### [Task description]
Can you pull out each line of the data below that includes the word "匹夫有责"?

### [Input records]
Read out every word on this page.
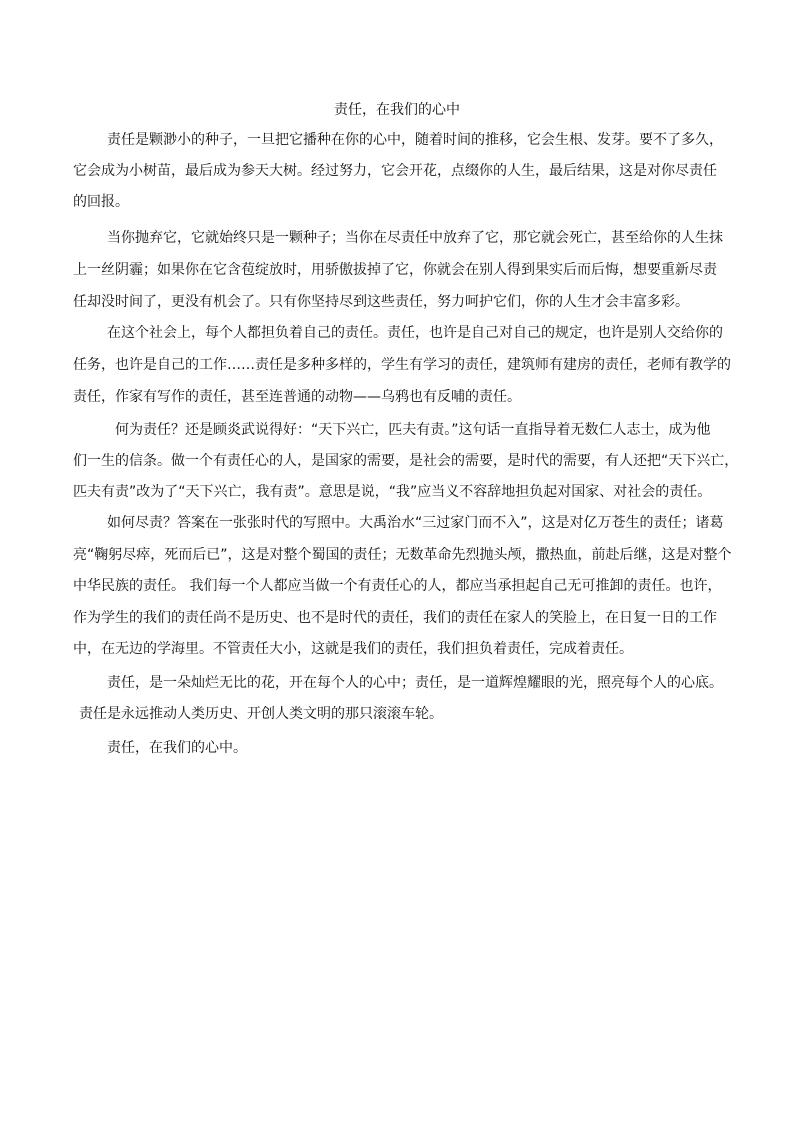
责任，在我们的心中

责任是颗渺小的种子，一旦把它播种在你的心中，随着时间的推移，它会生根、发芽。要不了多久，

它会成为小树苗，最后成为参天大树。经过努力，它会开花，点缀你的人生，最后结果，这是对你尽责任

的回报。

当你抛弃它，它就始终只是一颗种子；当你在尽责任中放弃了它，那它就会死亡，甚至给你的人生抹

上一丝阴霾；如果你在它含苞绽放时，用骄傲拔掉了它，你就会在别人得到果实后而后悔，想要重新尽责

任却没时间了，更没有机会了。只有你坚持尽到这些责任，努力呵护它们，你的人生才会丰富多彩。

在这个社会上，每个人都担负着自己的责任。责任，也许是自己对自己的规定，也许是别人交给你的

任务，也许是自己的工作……责任是多种多样的，学生有学习的责任，建筑师有建房的责任，老师有教学的

责任，作家有写作的责任，甚至连普通的动物——乌鸦也有反哺的责任。

何为责任？还是顾炎武说得好：“天下兴亡，匹夫有责。”这句话一直指导着无数仁人志士，成为他

们一生的信条。做一个有责任心的人，是国家的需要，是社会的需要，是时代的需要，有人还把“天下兴亡，

匹夫有责”改为了“天下兴亡，我有责”。意思是说，“我”应当义不容辞地担负起对国家、对社会的责任。

如何尽责？答案在一张张时代的写照中。大禹治水“三过家门而不入”，这是对亿万苍生的责任；诸葛

亮“鞠躬尽瘁，死而后已”，这是对整个蜀国的责任；无数革命先烈抛头颅，撒热血，前赴后继，这是对整个

中华民族的责任。 我们每一个人都应当做一个有责任心的人，都应当承担起自己无可推卸的责任。也许，

作为学生的我们的责任尚不是历史、也不是时代的责任，我们的责任在家人的笑脸上，在日复一日的工作

中，在无边的学海里。不管责任大小，这就是我们的责任，我们担负着责任，完成着责任。

责任，是一朵灿烂无比的花，开在每个人的心中；责任，是一道辉煌耀眼的光，照亮每个人的心底。

责任是永远推动人类历史、开创人类文明的那只滚滚车轮。

责任，在我们的心中。
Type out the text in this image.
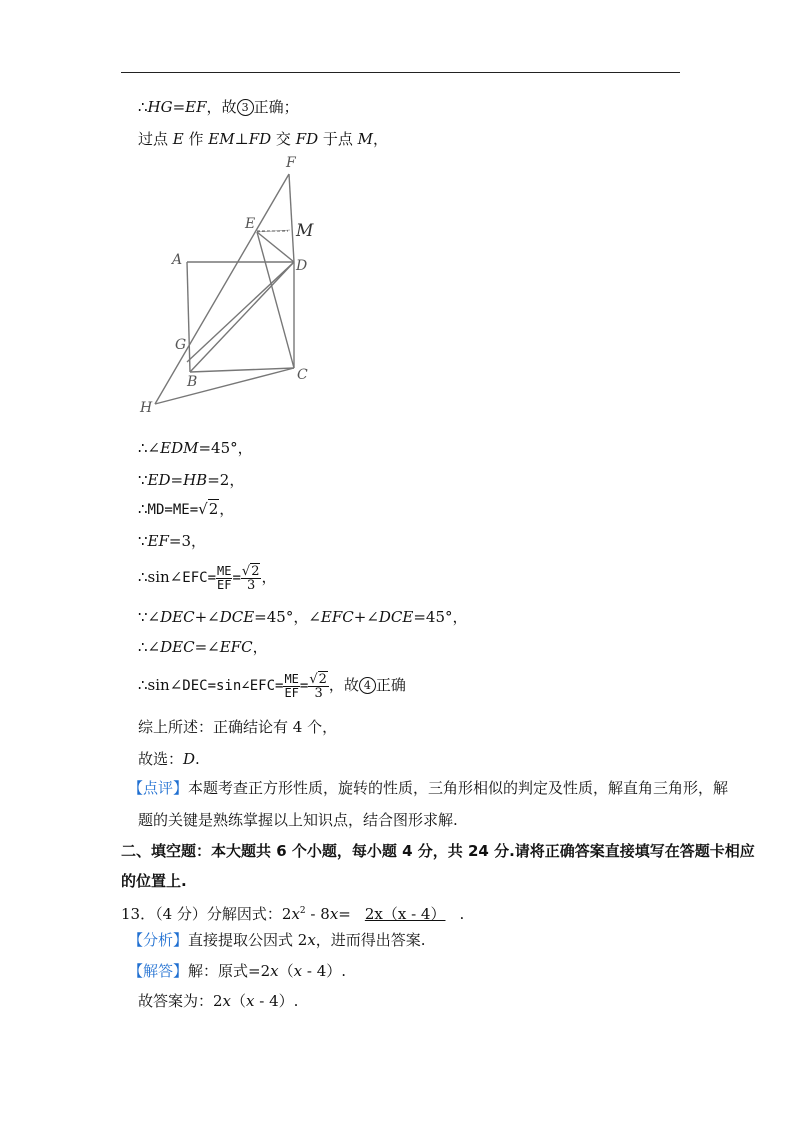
∴HG=EF，故 3 正确；
过点 E 作 EM⊥FD 交 FD 于点 M，
F
E M
A	D
G
B	C
H
∴∠EDM=45°，
∵ED=HB=2，
∴MD=ME=√2，
∵EF=3，
∴sin∠EFC= $\frac{ME}{EF} = \frac{√2}{3}$ ，
∵∠DEC+∠DCE=45°，∠EFC+∠DCE=45°，
∴∠DEC=∠EFC，
∴sin∠DEC=sin∠EFC= $\frac{ME}{EF} = \frac{√2}{3}$ ，故 4 正确
综上所述：正确结论有 4 个，
故选：D.
【点评】本题考查正方形性质，旋转的性质，三角形相似的判定及性质，解直角三角形，解
题的关键是熟练掌握以上知识点，结合图形求解.
二、填空题：本大题共 6 个小题，每小题 4 分，共 24 分.请将正确答案直接填写在答题卡相应
的位置上.
13．（4 分）分解因式：$2x^2 - 8x= 2x(x - 4)$ .
【分析】直接提取公因式 2x，进而得出答案.
【解答】解：原式=2x（x - 4）.
故答案为：2x（x - 4）.
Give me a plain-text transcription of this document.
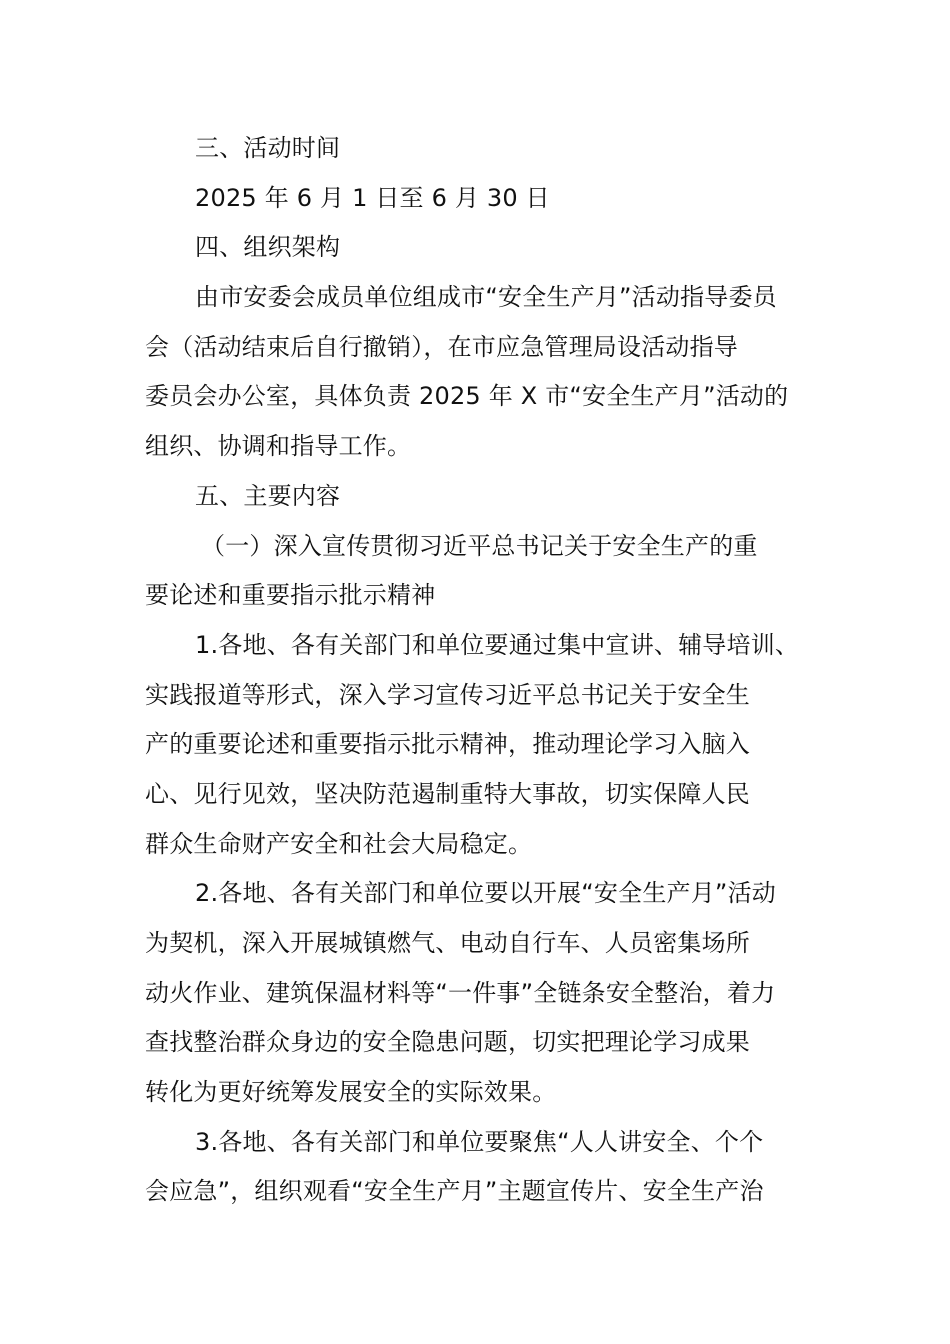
三、活动时间
2025 年 6 月 1 日至 6 月 30 日
四、组织架构
由市安委会成员单位组成市“安全生产月”活动指导委员
会（活动结束后自行撤销），在市应急管理局设活动指导
委员会办公室，具体负责 2025 年 X 市“安全生产月”活动的
组织、协调和指导工作。
五、主要内容
（一）深入宣传贯彻习近平总书记关于安全生产的重
要论述和重要指示批示精神
1.各地、各有关部门和单位要通过集中宣讲、辅导培训、
实践报道等形式，深入学习宣传习近平总书记关于安全生
产的重要论述和重要指示批示精神，推动理论学习入脑入
心、见行见效，坚决防范遏制重特大事故，切实保障人民
群众生命财产安全和社会大局稳定。
2.各地、各有关部门和单位要以开展“安全生产月”活动
为契机，深入开展城镇燃气、电动自行车、人员密集场所
动火作业、建筑保温材料等“一件事”全链条安全整治，着力
查找整治群众身边的安全隐患问题，切实把理论学习成果
转化为更好统筹发展安全的实际效果。
3.各地、各有关部门和单位要聚焦“人人讲安全、个个
会应急”，组织观看“安全生产月”主题宣传片、安全生产治
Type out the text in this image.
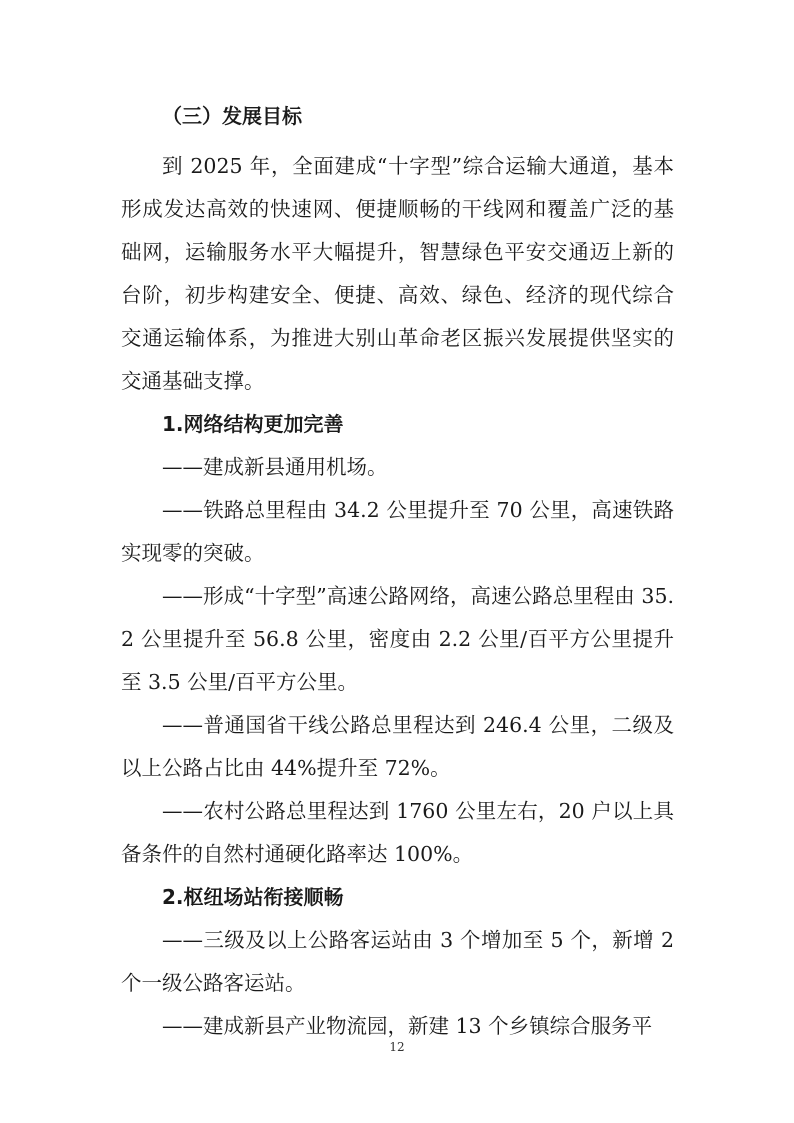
（三）发展目标

到 2025 年，全面建成“十字型”综合运输大通道，基本形成发达高效的快速网、便捷顺畅的干线网和覆盖广泛的基础网，运输服务水平大幅提升，智慧绿色平安交通迈上新的台阶，初步构建安全、便捷、高效、绿色、经济的现代综合交通运输体系，为推进大别山革命老区振兴发展提供坚实的交通基础支撑。

1.网络结构更加完善

——建成新县通用机场。

——铁路总里程由 34.2 公里提升至 70 公里，高速铁路实现零的突破。

——形成“十字型”高速公路网络，高速公路总里程由 35.2 公里提升至 56.8 公里，密度由 2.2 公里/百平方公里提升至 3.5 公里/百平方公里。

——普通国省干线公路总里程达到 246.4 公里，二级及以上公路占比由 44%提升至 72%。

——农村公路总里程达到 1760 公里左右，20 户以上具备条件的自然村通硬化路率达 100%。

2.枢纽场站衔接顺畅

——三级及以上公路客运站由 3 个增加至 5 个，新增 2 个一级公路客运站。

——建成新县产业物流园，新建 13 个乡镇综合服务平

12
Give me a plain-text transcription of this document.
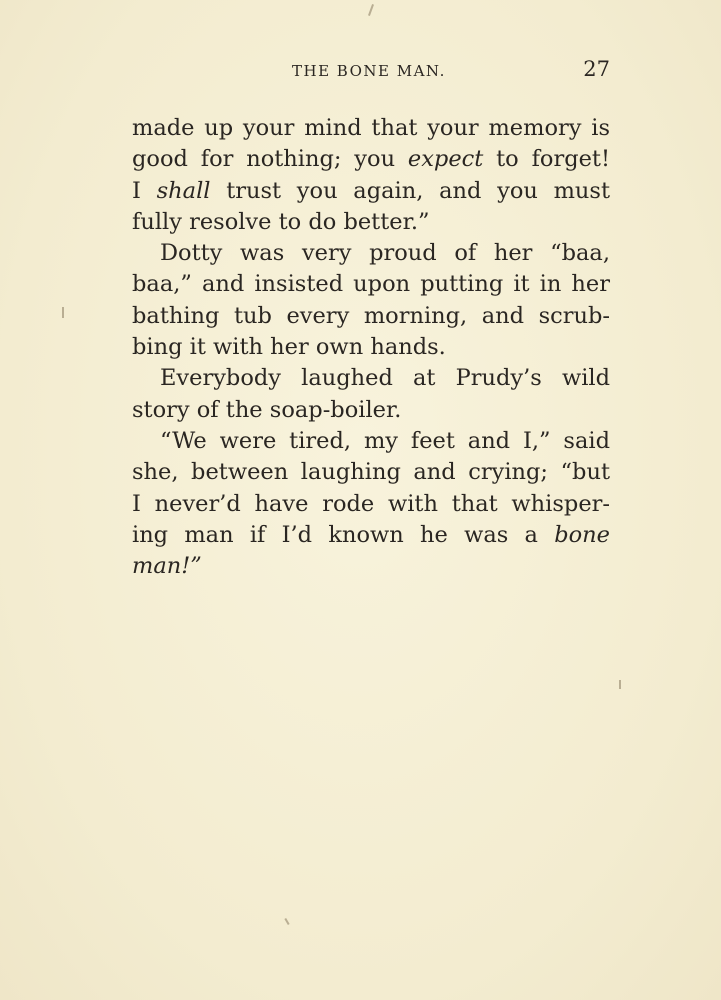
THE BONE MAN.	27
made up your mind that your memory is
good for nothing; you expect to forget!
I shall trust you again, and you must
fully resolve to do better.”
Dotty was very proud of her “baa,
baa,” and insisted upon putting it in her
bathing tub every morning, and scrub-
bing it with her own hands.
Everybody laughed at Prudy’s wild
story of the soap-boiler.
“We were tired, my feet and I,” said
she, between laughing and crying; “but
I never’d have rode with that whisper-
ing man if I’d known he was a bone
man!”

### [Solved problem]
何为责任？还是顾炎武说得好：“天下兴亡，匹夫有责。”这句话一直指导着无数仁人志士，成为他
匹夫有责”改为了“天下兴亡，我有责”。意思是说，“我”应当义不容辞地担负起对国家、对社会的责任。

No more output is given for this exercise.